When it comes to data, you want to make sure that this is kept safe, secure, and out of irresponsible hands. This sensitive information is crucial not only to better business processes but also to make sure that identities are protected. That’s where the method of data masking is helping businesses across all industries better protect the sensitive data of their customers and of their inner mechanisms alike.
Data Masking Methods
You might be asking yourself, what is data masking? It’s the data security technique that scrambles data to create an inauthentic copy for various non-production purposes. This retains the characteristics and integrity of the original production data while helping organizations minimize security issues. This masked data is then used for analytics, training, or even testing. Data masking is commonly seen across five different methods: substitution, shuffling, averaging, redaction and nulling, and format-preserving encryption.
In the substitution method, the original data value is replaced with an inauthentic value, making sure however that the format of the inauthentic data is the same as the original. In the shuffling method, values are vertically shuffled in a column of a database, randomize so that the aggregate value stays the same, but isn’t dispelling authentic data. Averaging replaces all numerical values in a table column with an average value, making it impossible to find individual datasets. Redaction & nulling is straightforward, replacing information with a variable like X to mask the data. Format-preserving encryption turns data into an array of incomprehensible symbols.

### Record excerpts:
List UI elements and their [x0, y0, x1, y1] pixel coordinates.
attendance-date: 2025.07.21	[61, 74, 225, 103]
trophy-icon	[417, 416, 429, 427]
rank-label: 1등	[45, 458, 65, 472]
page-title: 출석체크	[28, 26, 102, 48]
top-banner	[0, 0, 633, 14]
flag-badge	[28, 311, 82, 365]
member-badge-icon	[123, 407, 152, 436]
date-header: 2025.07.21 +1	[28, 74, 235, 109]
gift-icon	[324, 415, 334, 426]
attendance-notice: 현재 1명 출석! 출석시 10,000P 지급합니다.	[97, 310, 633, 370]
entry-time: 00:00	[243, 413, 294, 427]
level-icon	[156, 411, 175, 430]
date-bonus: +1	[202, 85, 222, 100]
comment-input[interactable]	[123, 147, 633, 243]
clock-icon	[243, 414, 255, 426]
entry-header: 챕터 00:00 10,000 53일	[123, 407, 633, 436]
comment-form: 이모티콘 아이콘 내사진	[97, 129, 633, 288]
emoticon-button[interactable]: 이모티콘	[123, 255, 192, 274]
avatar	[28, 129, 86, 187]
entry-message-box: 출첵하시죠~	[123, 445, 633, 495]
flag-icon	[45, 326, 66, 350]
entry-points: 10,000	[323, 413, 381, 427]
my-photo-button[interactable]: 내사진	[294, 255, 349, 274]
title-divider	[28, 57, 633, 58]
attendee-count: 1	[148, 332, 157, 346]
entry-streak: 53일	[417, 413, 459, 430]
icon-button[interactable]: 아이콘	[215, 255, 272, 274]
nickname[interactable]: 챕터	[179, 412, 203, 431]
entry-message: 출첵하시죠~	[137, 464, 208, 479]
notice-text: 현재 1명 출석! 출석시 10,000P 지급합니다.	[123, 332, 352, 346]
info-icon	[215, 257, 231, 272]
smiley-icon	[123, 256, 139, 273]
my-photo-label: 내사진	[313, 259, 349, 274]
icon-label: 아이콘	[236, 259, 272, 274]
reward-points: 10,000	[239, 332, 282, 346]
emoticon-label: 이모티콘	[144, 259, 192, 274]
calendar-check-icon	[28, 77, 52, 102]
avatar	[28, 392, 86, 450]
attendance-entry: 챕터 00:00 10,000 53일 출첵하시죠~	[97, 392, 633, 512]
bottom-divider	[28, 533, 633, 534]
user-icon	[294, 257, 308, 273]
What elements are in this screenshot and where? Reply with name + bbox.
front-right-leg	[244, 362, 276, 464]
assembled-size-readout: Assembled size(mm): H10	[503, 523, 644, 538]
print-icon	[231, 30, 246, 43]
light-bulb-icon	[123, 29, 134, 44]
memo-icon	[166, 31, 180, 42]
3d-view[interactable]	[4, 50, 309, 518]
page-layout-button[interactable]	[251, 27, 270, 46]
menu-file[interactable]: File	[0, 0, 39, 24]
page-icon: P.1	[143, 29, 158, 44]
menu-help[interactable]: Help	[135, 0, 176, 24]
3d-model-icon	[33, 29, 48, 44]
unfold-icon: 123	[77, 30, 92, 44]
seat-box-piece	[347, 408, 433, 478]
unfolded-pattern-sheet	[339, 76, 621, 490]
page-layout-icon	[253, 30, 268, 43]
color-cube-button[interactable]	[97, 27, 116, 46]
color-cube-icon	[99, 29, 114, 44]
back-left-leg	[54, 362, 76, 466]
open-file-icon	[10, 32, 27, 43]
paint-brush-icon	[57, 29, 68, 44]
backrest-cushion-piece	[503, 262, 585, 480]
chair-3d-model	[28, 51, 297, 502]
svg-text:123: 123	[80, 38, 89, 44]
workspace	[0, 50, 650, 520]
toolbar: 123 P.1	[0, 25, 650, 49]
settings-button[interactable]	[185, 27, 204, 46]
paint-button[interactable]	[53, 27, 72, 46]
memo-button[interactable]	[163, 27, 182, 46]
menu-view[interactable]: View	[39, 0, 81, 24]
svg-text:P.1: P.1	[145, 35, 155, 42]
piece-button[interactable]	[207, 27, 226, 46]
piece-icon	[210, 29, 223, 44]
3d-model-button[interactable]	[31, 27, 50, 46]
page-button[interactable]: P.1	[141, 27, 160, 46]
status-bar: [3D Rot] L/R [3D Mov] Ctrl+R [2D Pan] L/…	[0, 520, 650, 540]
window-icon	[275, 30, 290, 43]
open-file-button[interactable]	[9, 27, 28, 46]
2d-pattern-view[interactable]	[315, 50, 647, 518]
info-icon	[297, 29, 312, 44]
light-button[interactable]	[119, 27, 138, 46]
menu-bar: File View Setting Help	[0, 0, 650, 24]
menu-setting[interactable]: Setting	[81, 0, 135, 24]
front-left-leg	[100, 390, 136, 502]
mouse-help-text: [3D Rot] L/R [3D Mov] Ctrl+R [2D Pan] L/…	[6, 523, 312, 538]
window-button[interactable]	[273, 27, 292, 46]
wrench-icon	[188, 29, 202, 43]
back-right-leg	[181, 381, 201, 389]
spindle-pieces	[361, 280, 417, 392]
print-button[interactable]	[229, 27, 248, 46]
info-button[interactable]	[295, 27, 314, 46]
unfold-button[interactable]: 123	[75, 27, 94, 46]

### Assigned task:
In the article on data masking, what does the averaging method replace all numerical values in a table column with?

### Exercise solution:
An average value.